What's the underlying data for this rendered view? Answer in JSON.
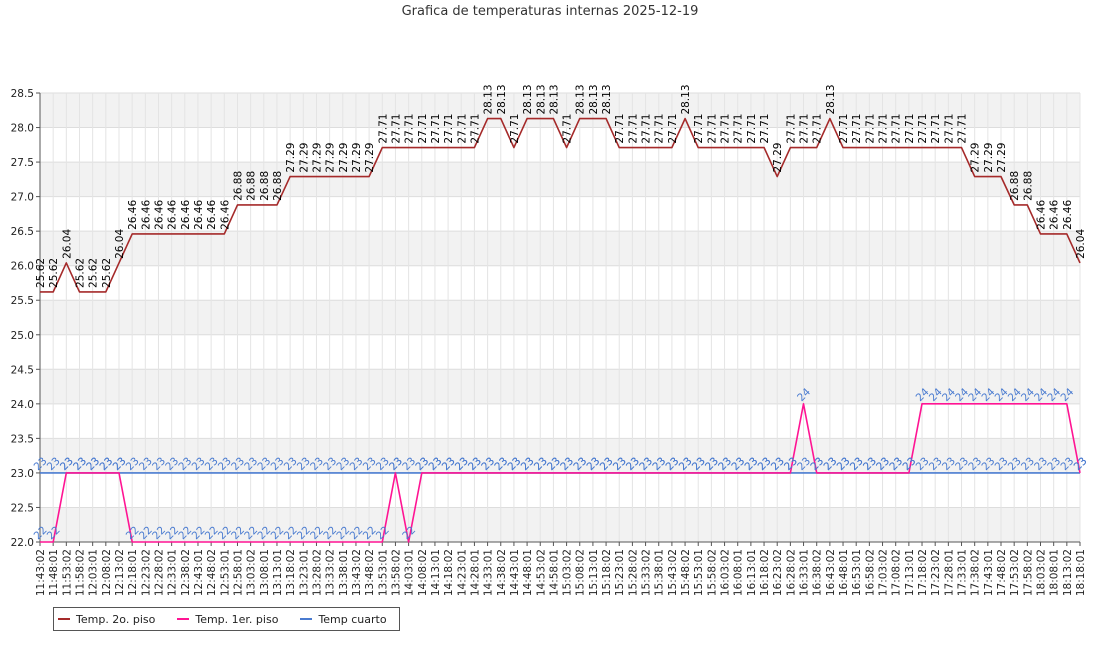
{
  "chart_data": {
    "type": "line",
    "title": "Grafica de temperaturas internas 2025-12-19",
    "xlabel": "",
    "ylabel": "",
    "ylim": [
      22.0,
      28.5
    ],
    "yticks": [
      "22.0",
      "22.5",
      "23.0",
      "23.5",
      "24.0",
      "24.5",
      "25.0",
      "25.5",
      "26.0",
      "26.5",
      "27.0",
      "27.5",
      "28.0",
      "28.5"
    ],
    "grid": true,
    "legend": "bottom-left",
    "x": [
      "11:43:02",
      "11:48:01",
      "11:53:02",
      "11:58:02",
      "12:03:01",
      "12:08:02",
      "12:13:02",
      "12:18:01",
      "12:23:02",
      "12:28:02",
      "12:33:01",
      "12:38:02",
      "12:43:01",
      "12:48:02",
      "12:53:01",
      "12:58:01",
      "13:03:02",
      "13:08:01",
      "13:13:01",
      "13:18:02",
      "13:23:01",
      "13:28:02",
      "13:33:02",
      "13:38:01",
      "13:43:02",
      "13:48:02",
      "13:53:01",
      "13:58:02",
      "14:03:01",
      "14:08:02",
      "14:13:01",
      "14:18:02",
      "14:23:01",
      "14:28:01",
      "14:33:01",
      "14:38:02",
      "14:43:01",
      "14:48:01",
      "14:53:02",
      "14:58:01",
      "15:03:02",
      "15:08:02",
      "15:13:01",
      "15:18:02",
      "15:23:01",
      "15:28:02",
      "15:33:02",
      "15:38:01",
      "15:43:02",
      "15:48:02",
      "15:53:01",
      "15:58:02",
      "16:03:02",
      "16:08:01",
      "16:13:01",
      "16:18:02",
      "16:23:02",
      "16:28:02",
      "16:33:01",
      "16:38:02",
      "16:43:02",
      "16:48:01",
      "16:53:01",
      "16:58:02",
      "17:03:02",
      "17:08:02",
      "17:13:01",
      "17:18:02",
      "17:23:02",
      "17:28:01",
      "17:33:01",
      "17:38:02",
      "17:43:01",
      "17:48:02",
      "17:53:02",
      "17:58:02",
      "18:03:02",
      "18:08:01",
      "18:13:02",
      "18:18:01"
    ],
    "series": [
      {
        "name": "Temp. 2o. piso",
        "color": "#a52a2a",
        "label_color": "#000000",
        "values": [
          25.62,
          25.62,
          26.04,
          25.62,
          25.62,
          25.62,
          26.04,
          26.46,
          26.46,
          26.46,
          26.46,
          26.46,
          26.46,
          26.46,
          26.46,
          26.88,
          26.88,
          26.88,
          26.88,
          27.29,
          27.29,
          27.29,
          27.29,
          27.29,
          27.29,
          27.29,
          27.71,
          27.71,
          27.71,
          27.71,
          27.71,
          27.71,
          27.71,
          27.71,
          28.13,
          28.13,
          27.71,
          28.13,
          28.13,
          28.13,
          27.71,
          28.13,
          28.13,
          28.13,
          27.71,
          27.71,
          27.71,
          27.71,
          27.71,
          28.13,
          27.71,
          27.71,
          27.71,
          27.71,
          27.71,
          27.71,
          27.29,
          27.71,
          27.71,
          27.71,
          28.13,
          27.71,
          27.71,
          27.71,
          27.71,
          27.71,
          27.71,
          27.71,
          27.71,
          27.71,
          27.71,
          27.29,
          27.29,
          27.29,
          26.88,
          26.88,
          26.46,
          26.46,
          26.46,
          26.04
        ],
        "labels": [
          "25.62",
          "25.62",
          "26.04",
          "25.62",
          "25.62",
          "25.62",
          "26.04",
          "26.46",
          "26.46",
          "26.46",
          "26.46",
          "26.46",
          "26.46",
          "26.46",
          "26.46",
          "26.88",
          "26.88",
          "26.88",
          "26.88",
          "27.29",
          "27.29",
          "27.29",
          "27.29",
          "27.29",
          "27.29",
          "27.29",
          "27.71",
          "27.71",
          "27.71",
          "27.71",
          "27.71",
          "27.71",
          "27.71",
          "27.71",
          "28.13",
          "28.13",
          "27.71",
          "28.13",
          "28.13",
          "28.13",
          "27.71",
          "28.13",
          "28.13",
          "28.13",
          "27.71",
          "27.71",
          "27.71",
          "27.71",
          "27.71",
          "28.13",
          "27.71",
          "27.71",
          "27.71",
          "27.71",
          "27.71",
          "27.71",
          "27.29",
          "27.71",
          "27.71",
          "27.71",
          "28.13",
          "27.71",
          "27.71",
          "27.71",
          "27.71",
          "27.71",
          "27.71",
          "27.71",
          "27.71",
          "27.71",
          "27.71",
          "27.29",
          "27.29",
          "27.29",
          "26.88",
          "26.88",
          "26.46",
          "26.46",
          "26.46",
          "26.04"
        ]
      },
      {
        "name": "Temp. 1er. piso",
        "color": "#ff1493",
        "label_color": "#4a7bd0",
        "values": [
          22,
          22,
          23,
          23,
          23,
          23,
          23,
          22,
          22,
          22,
          22,
          22,
          22,
          22,
          22,
          22,
          22,
          22,
          22,
          22,
          22,
          22,
          22,
          22,
          22,
          22,
          22,
          23,
          22,
          23,
          23,
          23,
          23,
          23,
          23,
          23,
          23,
          23,
          23,
          23,
          23,
          23,
          23,
          23,
          23,
          23,
          23,
          23,
          23,
          23,
          23,
          23,
          23,
          23,
          23,
          23,
          23,
          23,
          24,
          23,
          23,
          23,
          23,
          23,
          23,
          23,
          23,
          24,
          24,
          24,
          24,
          24,
          24,
          24,
          24,
          24,
          24,
          24,
          24,
          23
        ],
        "labels": [
          "22",
          "22",
          "23",
          "23",
          "23",
          "23",
          "23",
          "22",
          "22",
          "22",
          "22",
          "22",
          "22",
          "22",
          "22",
          "22",
          "22",
          "22",
          "22",
          "22",
          "22",
          "22",
          "22",
          "22",
          "22",
          "22",
          "22",
          "23",
          "22",
          "23",
          "23",
          "23",
          "23",
          "23",
          "23",
          "23",
          "23",
          "23",
          "23",
          "23",
          "23",
          "23",
          "23",
          "23",
          "23",
          "23",
          "23",
          "23",
          "23",
          "23",
          "23",
          "23",
          "23",
          "23",
          "23",
          "23",
          "23",
          "23",
          "24",
          "23",
          "23",
          "23",
          "23",
          "23",
          "23",
          "23",
          "23",
          "24",
          "24",
          "24",
          "24",
          "24",
          "24",
          "24",
          "24",
          "24",
          "24",
          "24",
          "24",
          "23"
        ]
      },
      {
        "name": "Temp cuarto",
        "color": "#4a7bd0",
        "label_color": "#4a7bd0",
        "values": [
          23,
          23,
          23,
          23,
          23,
          23,
          23,
          23,
          23,
          23,
          23,
          23,
          23,
          23,
          23,
          23,
          23,
          23,
          23,
          23,
          23,
          23,
          23,
          23,
          23,
          23,
          23,
          23,
          23,
          23,
          23,
          23,
          23,
          23,
          23,
          23,
          23,
          23,
          23,
          23,
          23,
          23,
          23,
          23,
          23,
          23,
          23,
          23,
          23,
          23,
          23,
          23,
          23,
          23,
          23,
          23,
          23,
          23,
          23,
          23,
          23,
          23,
          23,
          23,
          23,
          23,
          23,
          23,
          23,
          23,
          23,
          23,
          23,
          23,
          23,
          23,
          23,
          23,
          23,
          23
        ],
        "labels": [
          "23",
          "23",
          "23",
          "23",
          "23",
          "23",
          "23",
          "23",
          "23",
          "23",
          "23",
          "23",
          "23",
          "23",
          "23",
          "23",
          "23",
          "23",
          "23",
          "23",
          "23",
          "23",
          "23",
          "23",
          "23",
          "23",
          "23",
          "23",
          "23",
          "23",
          "23",
          "23",
          "23",
          "23",
          "23",
          "23",
          "23",
          "23",
          "23",
          "23",
          "23",
          "23",
          "23",
          "23",
          "23",
          "23",
          "23",
          "23",
          "23",
          "23",
          "23",
          "23",
          "23",
          "23",
          "23",
          "23",
          "23",
          "23",
          "23",
          "23",
          "23",
          "23",
          "23",
          "23",
          "23",
          "23",
          "23",
          "23",
          "23",
          "23",
          "23",
          "23",
          "23",
          "23",
          "23",
          "23",
          "23",
          "23",
          "23",
          "23"
        ]
      }
    ]
  }
}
◆ ◆ ◆ ◆ ◆ ◆ ◆
▶ _EXERCISE REQUIREMENTS_: Show the lines of the material that contain the word "name".

▶ _THE SOLUTION_:
        "name": "Temp. 2o. piso",
        "name": "Temp. 1er. piso",
        "name": "Temp cuarto",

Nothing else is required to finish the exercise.